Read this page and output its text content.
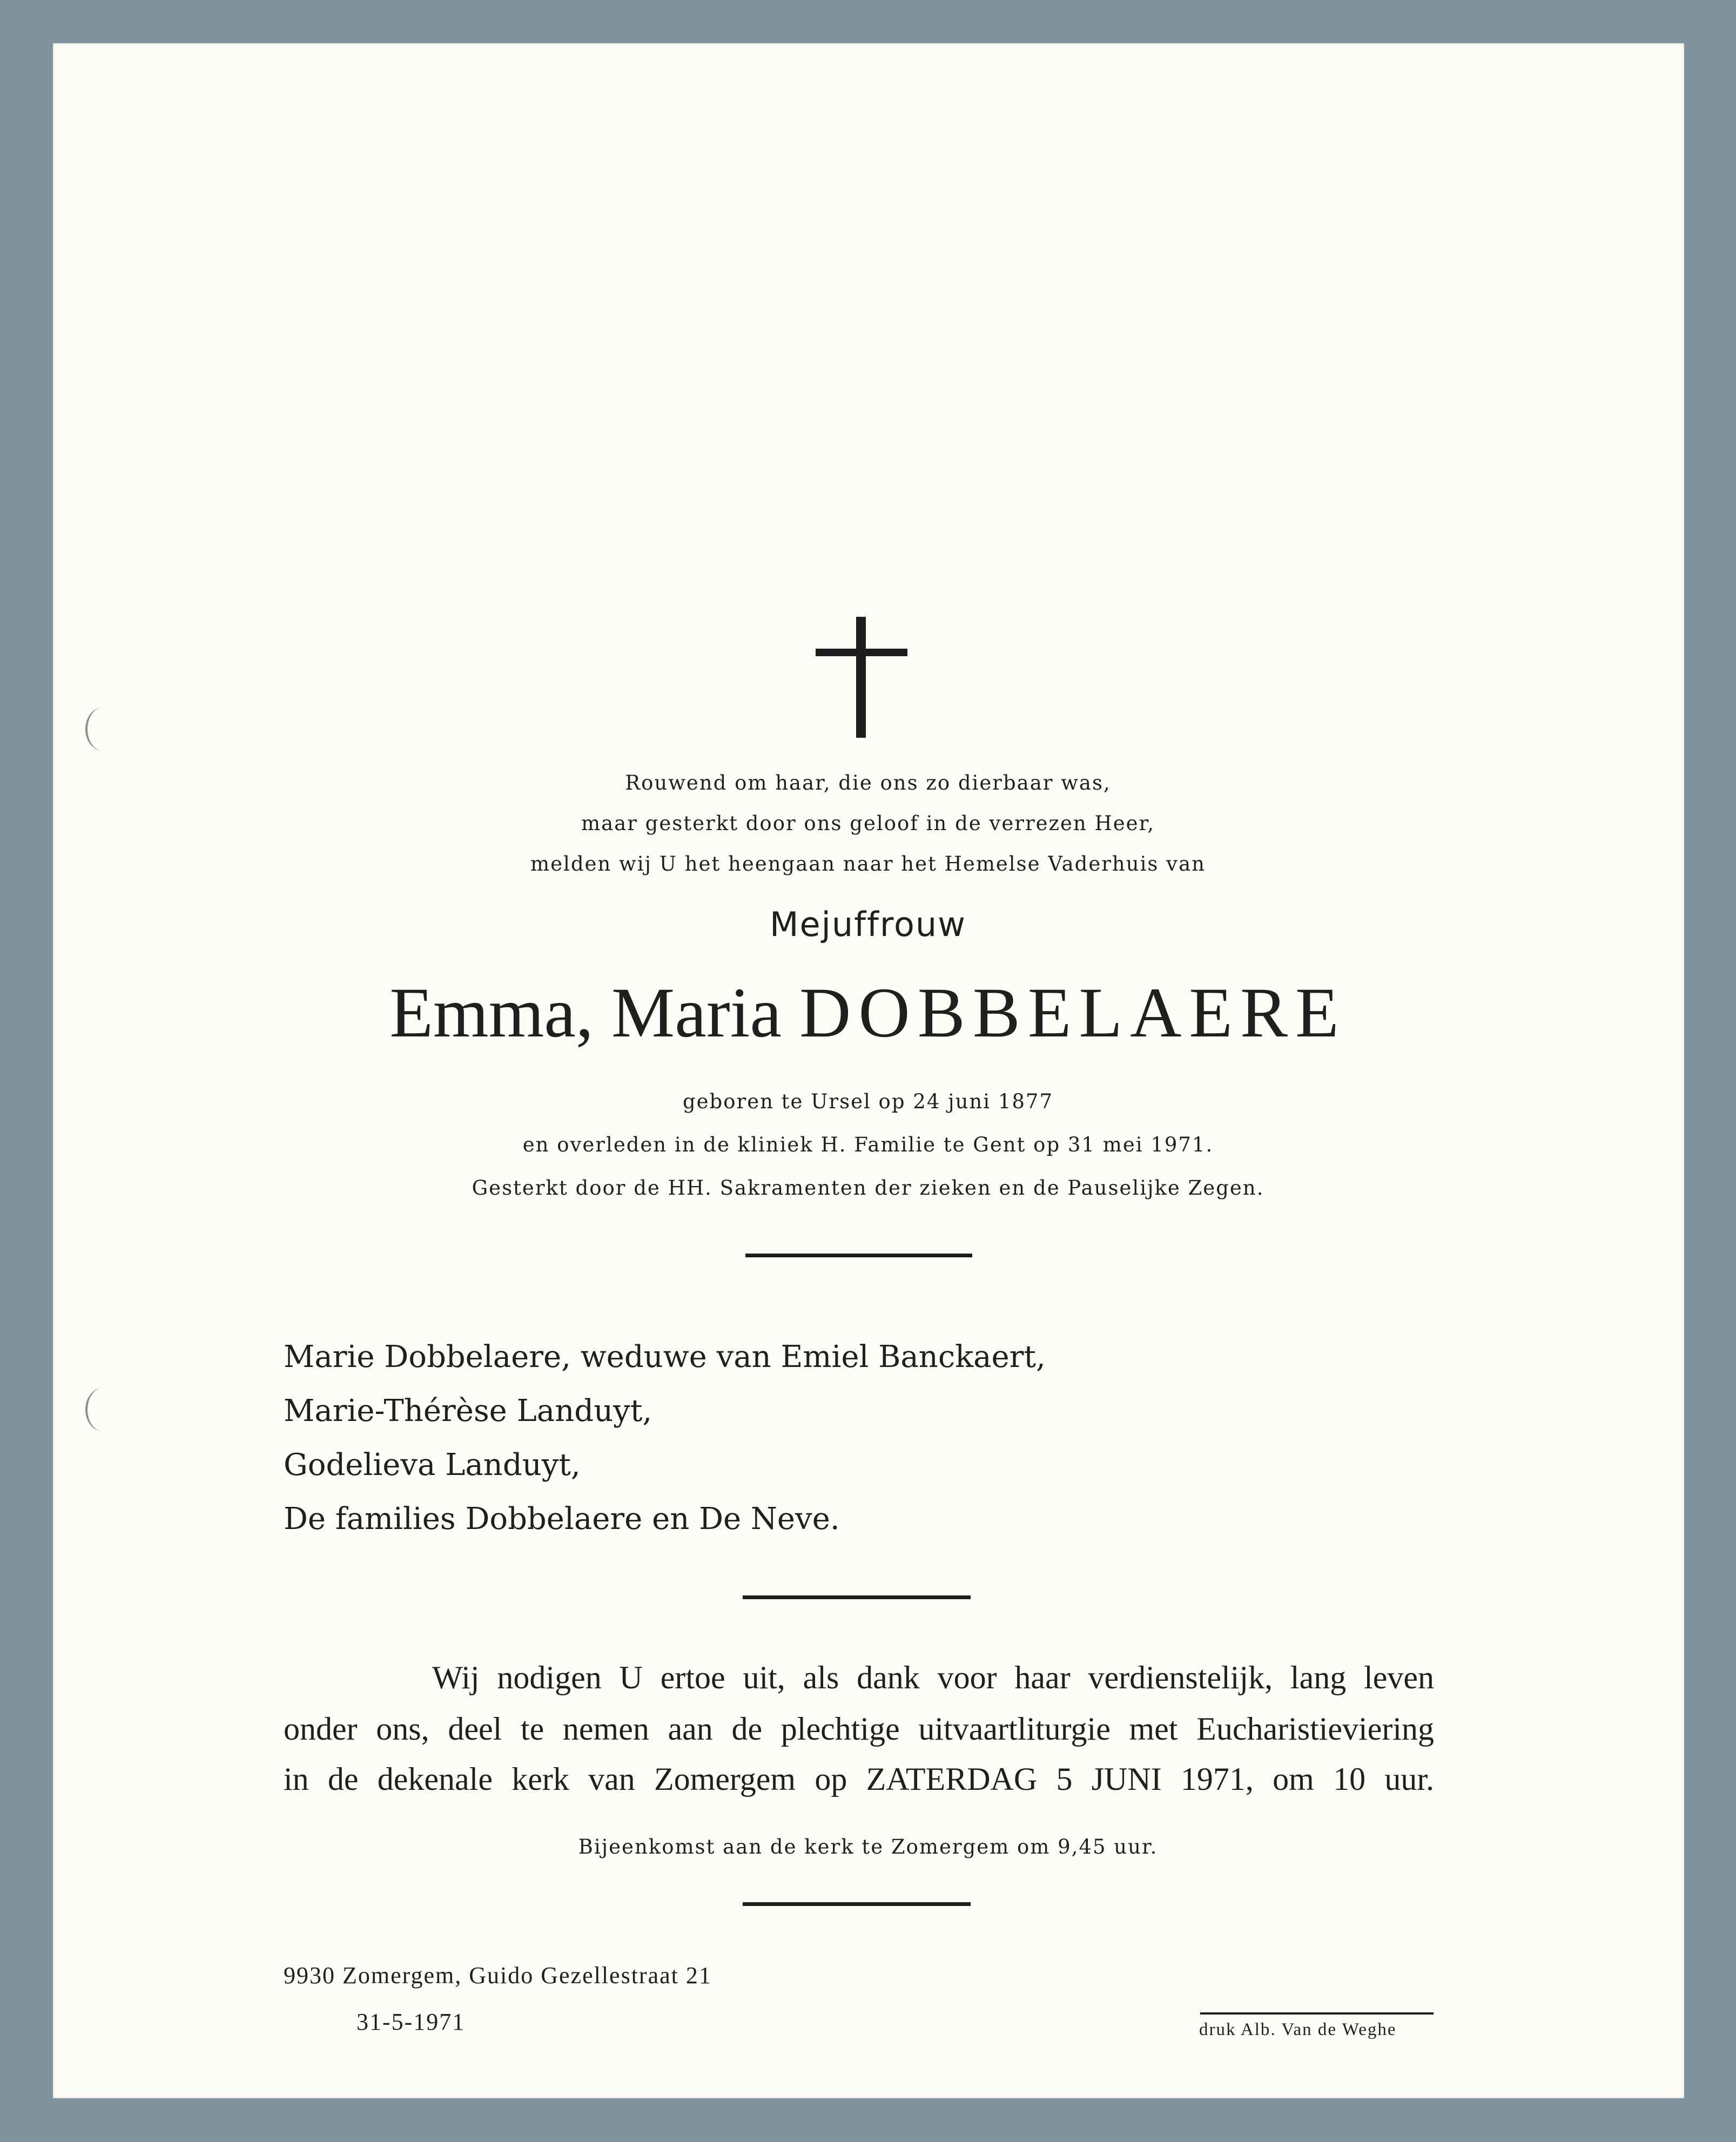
Rouwend om haar, die ons zo dierbaar was,
maar gesterkt door ons geloof in de verrezen Heer,
melden wij U het heengaan naar het Hemelse Vaderhuis van
Mejuffrouw
Emma, Maria DOBBELAERE
geboren te Ursel op 24 juni 1877
en overleden in de kliniek H. Familie te Gent op 31 mei 1971.
Gesterkt door de HH. Sakramenten der zieken en de Pauselijke Zegen.
Marie Dobbelaere, weduwe van Emiel Banckaert,
Marie-Thérèse Landuyt,
Godelieva Landuyt,
De families Dobbelaere en De Neve.
Wij nodigen U ertoe uit, als dank voor haar verdienstelijk, lang leven
onder ons, deel te nemen aan de plechtige uitvaartliturgie met Eucharistieviering
in de dekenale kerk van Zomergem op ZATERDAG 5 JUNI 1971, om 10 uur.
Bijeenkomst aan de kerk te Zomergem om 9,45 uur.
9930 Zomergem, Guido Gezellestraat 21
31-5-1971	druk Alb. Van de Weghe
----
-- Task goal --
Search the data above for lines holding "kerk" and copy each of them.

-- Answer in full --
in de dekenale kerk van Zomergem op ZATERDAG 5 JUNI 1971, om 10 uur.
Bijeenkomst aan de kerk te Zomergem om 9,45 uur.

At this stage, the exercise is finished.